The request: Exclude the pictures and return every line exactly as written.

Information supplied:

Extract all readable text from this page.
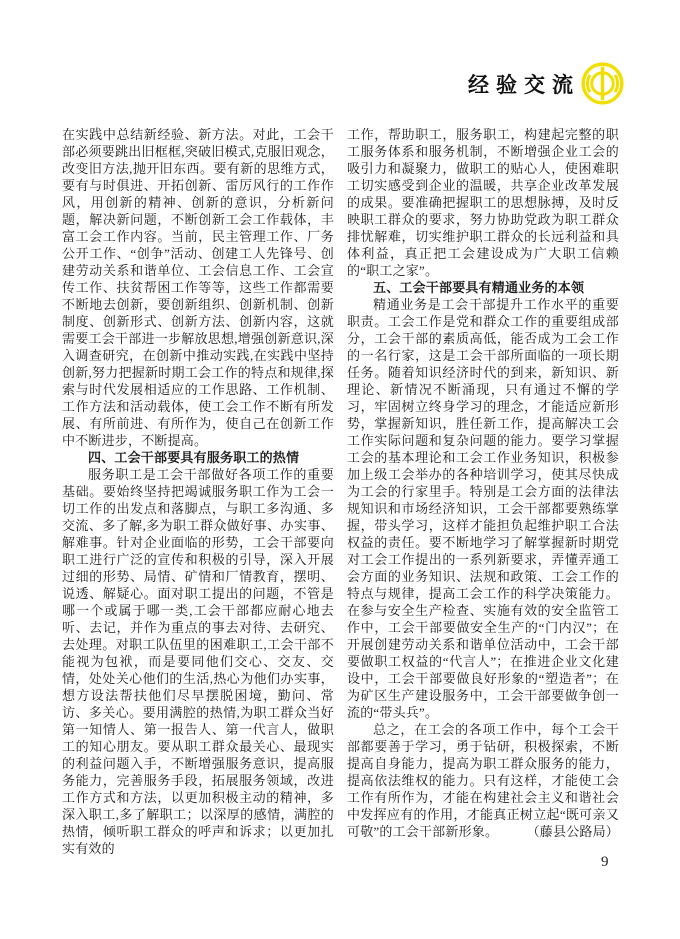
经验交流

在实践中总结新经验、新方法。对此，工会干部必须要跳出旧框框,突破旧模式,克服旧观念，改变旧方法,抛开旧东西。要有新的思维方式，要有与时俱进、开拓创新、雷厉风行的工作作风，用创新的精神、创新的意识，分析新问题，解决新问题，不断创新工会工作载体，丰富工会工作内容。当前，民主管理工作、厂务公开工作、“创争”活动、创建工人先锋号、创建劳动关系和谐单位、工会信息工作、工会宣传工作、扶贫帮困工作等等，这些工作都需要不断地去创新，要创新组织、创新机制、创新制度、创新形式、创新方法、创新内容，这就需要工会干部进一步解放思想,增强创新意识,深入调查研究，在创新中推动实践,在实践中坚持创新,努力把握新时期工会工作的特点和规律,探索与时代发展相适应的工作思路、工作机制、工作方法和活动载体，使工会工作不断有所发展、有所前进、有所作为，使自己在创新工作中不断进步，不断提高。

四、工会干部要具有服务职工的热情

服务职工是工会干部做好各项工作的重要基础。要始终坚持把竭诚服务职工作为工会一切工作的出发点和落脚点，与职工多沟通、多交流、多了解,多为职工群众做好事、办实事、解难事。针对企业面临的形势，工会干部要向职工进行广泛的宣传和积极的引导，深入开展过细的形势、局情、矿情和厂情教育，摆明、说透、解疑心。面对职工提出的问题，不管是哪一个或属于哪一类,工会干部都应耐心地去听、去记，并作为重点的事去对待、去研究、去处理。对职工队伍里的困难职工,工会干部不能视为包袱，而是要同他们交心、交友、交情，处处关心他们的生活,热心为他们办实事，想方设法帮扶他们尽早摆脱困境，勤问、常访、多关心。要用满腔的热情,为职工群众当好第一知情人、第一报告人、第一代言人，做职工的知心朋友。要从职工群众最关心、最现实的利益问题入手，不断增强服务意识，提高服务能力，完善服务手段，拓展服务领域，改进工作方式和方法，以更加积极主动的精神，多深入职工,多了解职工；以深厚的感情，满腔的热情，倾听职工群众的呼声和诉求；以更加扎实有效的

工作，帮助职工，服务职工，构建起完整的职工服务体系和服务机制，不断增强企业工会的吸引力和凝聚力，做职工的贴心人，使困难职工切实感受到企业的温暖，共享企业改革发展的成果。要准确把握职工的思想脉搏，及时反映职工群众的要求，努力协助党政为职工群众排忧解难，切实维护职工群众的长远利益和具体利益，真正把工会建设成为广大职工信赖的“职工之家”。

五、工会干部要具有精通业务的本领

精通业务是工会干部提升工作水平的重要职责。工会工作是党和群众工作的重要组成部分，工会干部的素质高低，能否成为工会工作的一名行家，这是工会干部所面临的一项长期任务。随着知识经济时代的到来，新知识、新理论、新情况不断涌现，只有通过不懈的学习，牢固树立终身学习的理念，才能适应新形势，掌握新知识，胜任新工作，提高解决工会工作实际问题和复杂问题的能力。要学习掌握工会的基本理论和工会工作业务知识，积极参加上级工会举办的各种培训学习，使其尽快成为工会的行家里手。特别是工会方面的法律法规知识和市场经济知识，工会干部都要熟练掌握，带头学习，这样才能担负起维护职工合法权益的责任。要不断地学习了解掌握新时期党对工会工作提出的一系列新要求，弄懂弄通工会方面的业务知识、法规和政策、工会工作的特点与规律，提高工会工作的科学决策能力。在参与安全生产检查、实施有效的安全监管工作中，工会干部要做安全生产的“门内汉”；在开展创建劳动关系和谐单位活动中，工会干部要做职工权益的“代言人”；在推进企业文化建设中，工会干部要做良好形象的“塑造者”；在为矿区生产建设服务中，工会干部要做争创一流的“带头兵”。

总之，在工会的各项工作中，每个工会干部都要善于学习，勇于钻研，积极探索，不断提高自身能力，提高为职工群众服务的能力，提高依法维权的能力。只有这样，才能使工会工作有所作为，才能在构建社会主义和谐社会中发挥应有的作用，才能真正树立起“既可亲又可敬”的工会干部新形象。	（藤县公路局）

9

Full solution:
Extract all readable text from this page.
经验交流

在实践中总结新经验、新方法。对此，工会干部必须要跳出旧框框,突破旧模式,克服旧观念，改变旧方法,抛开旧东西。要有新的思维方式，要有与时俱进、开拓创新、雷厉风行的工作作风，用创新的精神、创新的意识，分析新问题，解决新问题，不断创新工会工作载体，丰富工会工作内容。当前，民主管理工作、厂务公开工作、“创争”活动、创建工人先锋号、创建劳动关系和谐单位、工会信息工作、工会宣传工作、扶贫帮困工作等等，这些工作都需要不断地去创新，要创新组织、创新机制、创新制度、创新形式、创新方法、创新内容，这就需要工会干部进一步解放思想,增强创新意识,深入调查研究，在创新中推动实践,在实践中坚持创新,努力把握新时期工会工作的特点和规律,探索与时代发展相适应的工作思路、工作机制、工作方法和活动载体，使工会工作不断有所发展、有所前进、有所作为，使自己在创新工作中不断进步，不断提高。

四、工会干部要具有服务职工的热情

服务职工是工会干部做好各项工作的重要基础。要始终坚持把竭诚服务职工作为工会一切工作的出发点和落脚点，与职工多沟通、多交流、多了解,多为职工群众做好事、办实事、解难事。针对企业面临的形势，工会干部要向职工进行广泛的宣传和积极的引导，深入开展过细的形势、局情、矿情和厂情教育，摆明、说透、解疑心。面对职工提出的问题，不管是哪一个或属于哪一类,工会干部都应耐心地去听、去记，并作为重点的事去对待、去研究、去处理。对职工队伍里的困难职工,工会干部不能视为包袱，而是要同他们交心、交友、交情，处处关心他们的生活,热心为他们办实事，想方设法帮扶他们尽早摆脱困境，勤问、常访、多关心。要用满腔的热情,为职工群众当好第一知情人、第一报告人、第一代言人，做职工的知心朋友。要从职工群众最关心、最现实的利益问题入手，不断增强服务意识，提高服务能力，完善服务手段，拓展服务领域，改进工作方式和方法，以更加积极主动的精神，多深入职工,多了解职工；以深厚的感情，满腔的热情，倾听职工群众的呼声和诉求；以更加扎实有效的

工作，帮助职工，服务职工，构建起完整的职工服务体系和服务机制，不断增强企业工会的吸引力和凝聚力，做职工的贴心人，使困难职工切实感受到企业的温暖，共享企业改革发展的成果。要准确把握职工的思想脉搏，及时反映职工群众的要求，努力协助党政为职工群众排忧解难，切实维护职工群众的长远利益和具体利益，真正把工会建设成为广大职工信赖的“职工之家”。

五、工会干部要具有精通业务的本领

精通业务是工会干部提升工作水平的重要职责。工会工作是党和群众工作的重要组成部分，工会干部的素质高低，能否成为工会工作的一名行家，这是工会干部所面临的一项长期任务。随着知识经济时代的到来，新知识、新理论、新情况不断涌现，只有通过不懈的学习，牢固树立终身学习的理念，才能适应新形势，掌握新知识，胜任新工作，提高解决工会工作实际问题和复杂问题的能力。要学习掌握工会的基本理论和工会工作业务知识，积极参加上级工会举办的各种培训学习，使其尽快成为工会的行家里手。特别是工会方面的法律法规知识和市场经济知识，工会干部都要熟练掌握，带头学习，这样才能担负起维护职工合法权益的责任。要不断地学习了解掌握新时期党对工会工作提出的一系列新要求，弄懂弄通工会方面的业务知识、法规和政策、工会工作的特点与规律，提高工会工作的科学决策能力。在参与安全生产检查、实施有效的安全监管工作中，工会干部要做安全生产的“门内汉”；在开展创建劳动关系和谐单位活动中，工会干部要做职工权益的“代言人”；在推进企业文化建设中，工会干部要做良好形象的“塑造者”；在为矿区生产建设服务中，工会干部要做争创一流的“带头兵”。

总之，在工会的各项工作中，每个工会干部都要善于学习，勇于钻研，积极探索，不断提高自身能力，提高为职工群众服务的能力，提高依法维权的能力。只有这样，才能使工会工作有所作为，才能在构建社会主义和谐社会中发挥应有的作用，才能真正树立起“既可亲又可敬”的工会干部新形象。	（藤县公路局）

9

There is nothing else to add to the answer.